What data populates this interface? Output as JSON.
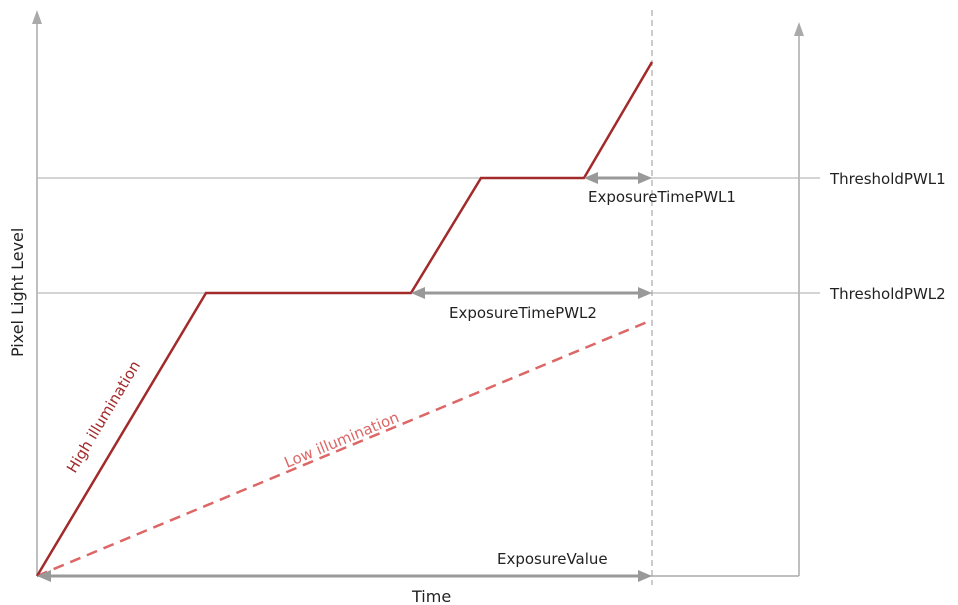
{
  "axes": {
    "y_label": "Pixel Light  Level",
    "x_label": "Time"
  },
  "thresholds": {
    "pwl1_label": "ThresholdPWL1",
    "pwl2_label": "ThresholdPWL2"
  },
  "exposure": {
    "pwl1_label": "ExposureTimePWL1",
    "pwl2_label": "ExposureTimePWL2",
    "value_label": "ExposureValue"
  },
  "curves": {
    "high_label": "High illumination",
    "low_label": "Low illumination"
  },
  "colors": {
    "high_curve": "#a32a2a",
    "low_curve": "#dd6666",
    "axis": "#aaaaaa",
    "threshold_line": "#bbbbbb",
    "measure_arrow": "#999999",
    "text": "#222222"
  }
}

══════════

Short task.
Repeat the records in full, exactly as they appear, without the pictures.

Exercise answer.
What data populates this interface? Output as JSON.
{
  "axes": {
    "y_label": "Pixel Light  Level",
    "x_label": "Time"
  },
  "thresholds": {
    "pwl1_label": "ThresholdPWL1",
    "pwl2_label": "ThresholdPWL2"
  },
  "exposure": {
    "pwl1_label": "ExposureTimePWL1",
    "pwl2_label": "ExposureTimePWL2",
    "value_label": "ExposureValue"
  },
  "curves": {
    "high_label": "High illumination",
    "low_label": "Low illumination"
  },
  "colors": {
    "high_curve": "#a32a2a",
    "low_curve": "#dd6666",
    "axis": "#aaaaaa",
    "threshold_line": "#bbbbbb",
    "measure_arrow": "#999999",
    "text": "#222222"
  }
}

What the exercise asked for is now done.